**To be done:** Retyping should cover only the lines from the one containing "OCR this image." through the final line of the records, with pictures omitted.

[Dataset items]
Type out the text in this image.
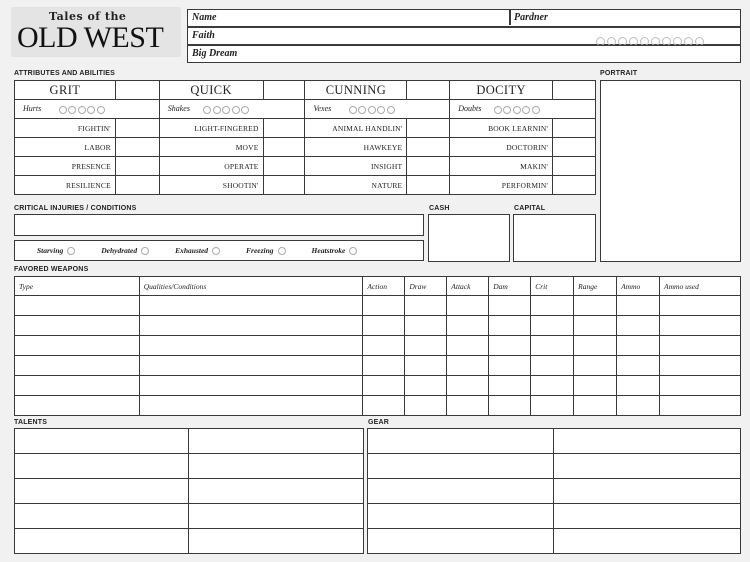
Tales of the
OLD WEST
Name	Pardner
Faith
Big Dream
ATTRIBUTES AND ABILITIES	PORTRAIT
GRIT		QUICK		CUNNING		DOCITY	
Hurts		Shakes		Vexes		Doubts	
FIGHTIN'		LIGHT-FINGERED		ANIMAL HANDLIN'		BOOK LEARNIN'	
LABOR		MOVE		HAWKEYE		DOCTORIN'	
PRESENCE		OPERATE		INSIGHT		MAKIN'	
RESILIENCE		SHOOTIN'		NATURE		PERFORMIN'	
CRITICAL INJURIES / CONDITIONS
Starving	Dehydrated	Exhausted	Freezing	Heatstroke
CASH	CAPITAL
FAVORED WEAPONS
Type	Qualities/Conditions	Action	Draw	Attack	Dam	Crit	Range	Ammo	Ammo used

TALENTS

		GEAR
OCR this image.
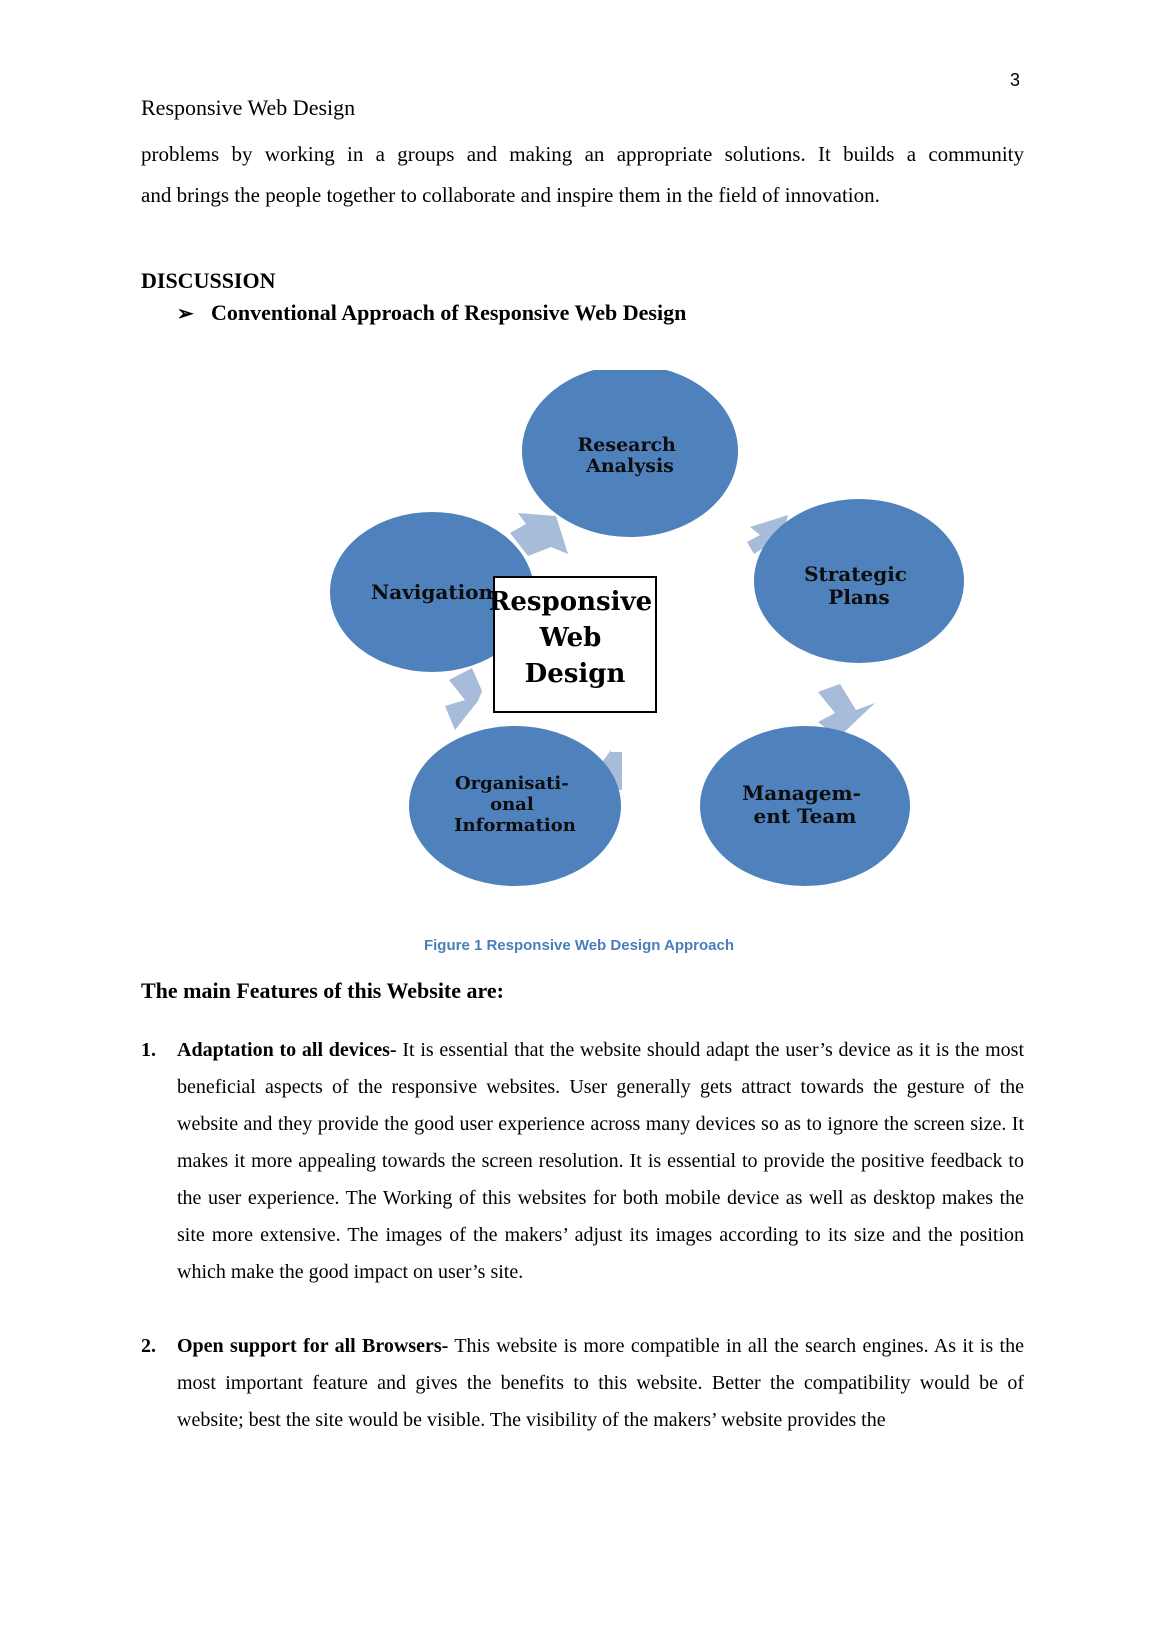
3
Responsive Web Design
problems by working in a groups and making an appropriate solutions. It builds a community
and brings the people together to collaborate and inspire them in the field of innovation.
DISCUSSION
➢ Conventional Approach of Responsive Web Design
Research Analysis
Strategic Plans
Managem- ent Team
Organisati- onal Information
Navigation
Responsive Web Design
Figure 1 Responsive Web Design Approach
The main Features of this Website are:
1. Adaptation to all devices- It is essential that the website should adapt the user’s device as it is the most beneficial aspects of the responsive websites. User generally gets attract towards the gesture of the website and they provide the good user experience across many devices so as to ignore the screen size. It makes it more appealing towards the screen resolution. It is essential to provide the positive feedback to the user experience. The Working of this websites for both mobile device as well as desktop makes the site more extensive. The images of the makers’ adjust its images according to its size and the position which make the good impact on user’s site.
2. Open support for all Browsers- This website is more compatible in all the search engines. As it is the most important feature and gives the benefits to this website. Better the compatibility would be of website; best the site would be visible. The visibility of the makers’ website provides the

**Completed exercise:**
OCR this image.
3
Responsive Web Design
problems by working in a groups and making an appropriate solutions. It builds a community
and brings the people together to collaborate and inspire them in the field of innovation.
DISCUSSION
➢ Conventional Approach of Responsive Web Design
Research Analysis
Strategic Plans
Managem- ent Team
Organisati- onal Information
Navigation
Responsive Web Design
Figure 1 Responsive Web Design Approach
The main Features of this Website are:
1. Adaptation to all devices- It is essential that the website should adapt the user’s device as it is the most beneficial aspects of the responsive websites. User generally gets attract towards the gesture of the website and they provide the good user experience across many devices so as to ignore the screen size. It makes it more appealing towards the screen resolution. It is essential to provide the positive feedback to the user experience. The Working of this websites for both mobile device as well as desktop makes the site more extensive. The images of the makers’ adjust its images according to its size and the position which make the good impact on user’s site.
2. Open support for all Browsers- This website is more compatible in all the search engines. As it is the most important feature and gives the benefits to this website. Better the compatibility would be of website; best the site would be visible. The visibility of the makers’ website provides the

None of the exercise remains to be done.